(Stored entries)
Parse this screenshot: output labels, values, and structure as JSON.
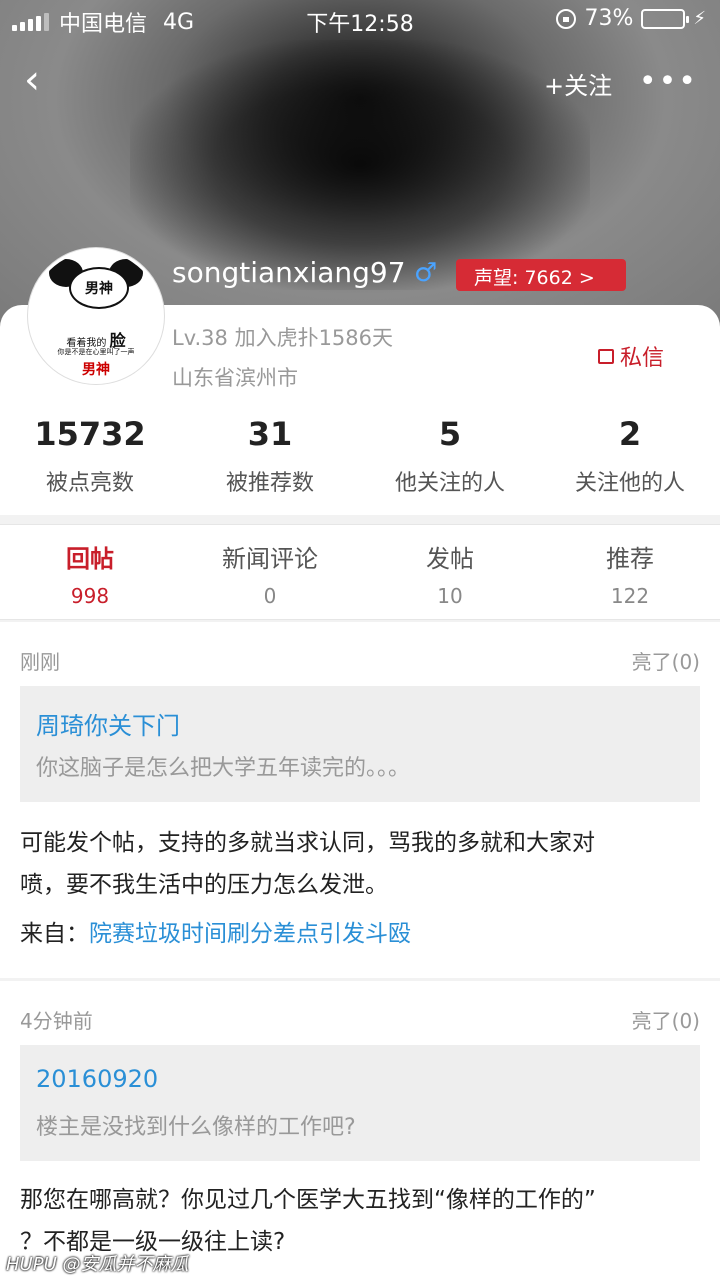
{
  "status_bar": {
    "carrier": "中国电信",
    "network": "4G",
    "time": "下午12:58",
    "battery": "73%",
    "battery_level": 0.73
  },
  "nav": {
    "back_icon": "chevron-left",
    "follow_label": "+关注",
    "more_icon": "ellipsis"
  },
  "profile": {
    "username": "songtianxiang97",
    "gender_symbol": "♂",
    "reputation": "声望: 7662 >",
    "level": "Lv.38 加入虎扑1586天",
    "location": "山东省滨州市",
    "message_label": "私信",
    "avatar": {
      "title": "男神",
      "line1": "看着我的",
      "line1_bold": "脸",
      "line2": "你是不是在心里叫了一声",
      "line3": "男神"
    }
  },
  "stats": [
    {
      "value": "15732",
      "label": "被点亮数"
    },
    {
      "value": "31",
      "label": "被推荐数"
    },
    {
      "value": "5",
      "label": "他关注的人"
    },
    {
      "value": "2",
      "label": "关注他的人"
    }
  ],
  "tabs": [
    {
      "label": "回帖",
      "count": "998",
      "active": true
    },
    {
      "label": "新闻评论",
      "count": "0"
    },
    {
      "label": "发帖",
      "count": "10"
    },
    {
      "label": "推荐",
      "count": "122"
    }
  ],
  "posts": [
    {
      "time": "刚刚",
      "likes": "亮了(0)",
      "quote_user": "周琦你关下门",
      "quote_text": "你这脑子是怎么把大学五年读完的。。。",
      "body_line1": "可能发个帖，支持的多就当求认同，骂我的多就和大家对",
      "body_line2": "喷，要不我生活中的压力怎么发泄。",
      "source_prefix": "来自：",
      "source_link": "院赛垃圾时间刷分差点引发斗殴"
    },
    {
      "time": "4分钟前",
      "likes": "亮了(0)",
      "quote_user": "20160920",
      "quote_text": "楼主是没找到什么像样的工作吧?",
      "body_line1": "那您在哪高就？你见过几个医学大五找到“像样的工作的”",
      "body_line2": "？不都是一级一级往上读?"
    }
  ],
  "watermark": "HUPU @安瓜并不麻瓜"
}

Exercise requirements: Reproduce the listing exactly. Leave its pictures out.

Answer to this exercise:
Parse this screenshot: output labels, values, and structure as JSON.
{
  "status_bar": {
    "carrier": "中国电信",
    "network": "4G",
    "time": "下午12:58",
    "battery": "73%",
    "battery_level": 0.73
  },
  "nav": {
    "back_icon": "chevron-left",
    "follow_label": "+关注",
    "more_icon": "ellipsis"
  },
  "profile": {
    "username": "songtianxiang97",
    "gender_symbol": "♂",
    "reputation": "声望: 7662 >",
    "level": "Lv.38 加入虎扑1586天",
    "location": "山东省滨州市",
    "message_label": "私信",
    "avatar": {
      "title": "男神",
      "line1": "看着我的",
      "line1_bold": "脸",
      "line2": "你是不是在心里叫了一声",
      "line3": "男神"
    }
  },
  "stats": [
    {
      "value": "15732",
      "label": "被点亮数"
    },
    {
      "value": "31",
      "label": "被推荐数"
    },
    {
      "value": "5",
      "label": "他关注的人"
    },
    {
      "value": "2",
      "label": "关注他的人"
    }
  ],
  "tabs": [
    {
      "label": "回帖",
      "count": "998",
      "active": true
    },
    {
      "label": "新闻评论",
      "count": "0"
    },
    {
      "label": "发帖",
      "count": "10"
    },
    {
      "label": "推荐",
      "count": "122"
    }
  ],
  "posts": [
    {
      "time": "刚刚",
      "likes": "亮了(0)",
      "quote_user": "周琦你关下门",
      "quote_text": "你这脑子是怎么把大学五年读完的。。。",
      "body_line1": "可能发个帖，支持的多就当求认同，骂我的多就和大家对",
      "body_line2": "喷，要不我生活中的压力怎么发泄。",
      "source_prefix": "来自：",
      "source_link": "院赛垃圾时间刷分差点引发斗殴"
    },
    {
      "time": "4分钟前",
      "likes": "亮了(0)",
      "quote_user": "20160920",
      "quote_text": "楼主是没找到什么像样的工作吧?",
      "body_line1": "那您在哪高就？你见过几个医学大五找到“像样的工作的”",
      "body_line2": "？不都是一级一级往上读?"
    }
  ],
  "watermark": "HUPU @安瓜并不麻瓜"
}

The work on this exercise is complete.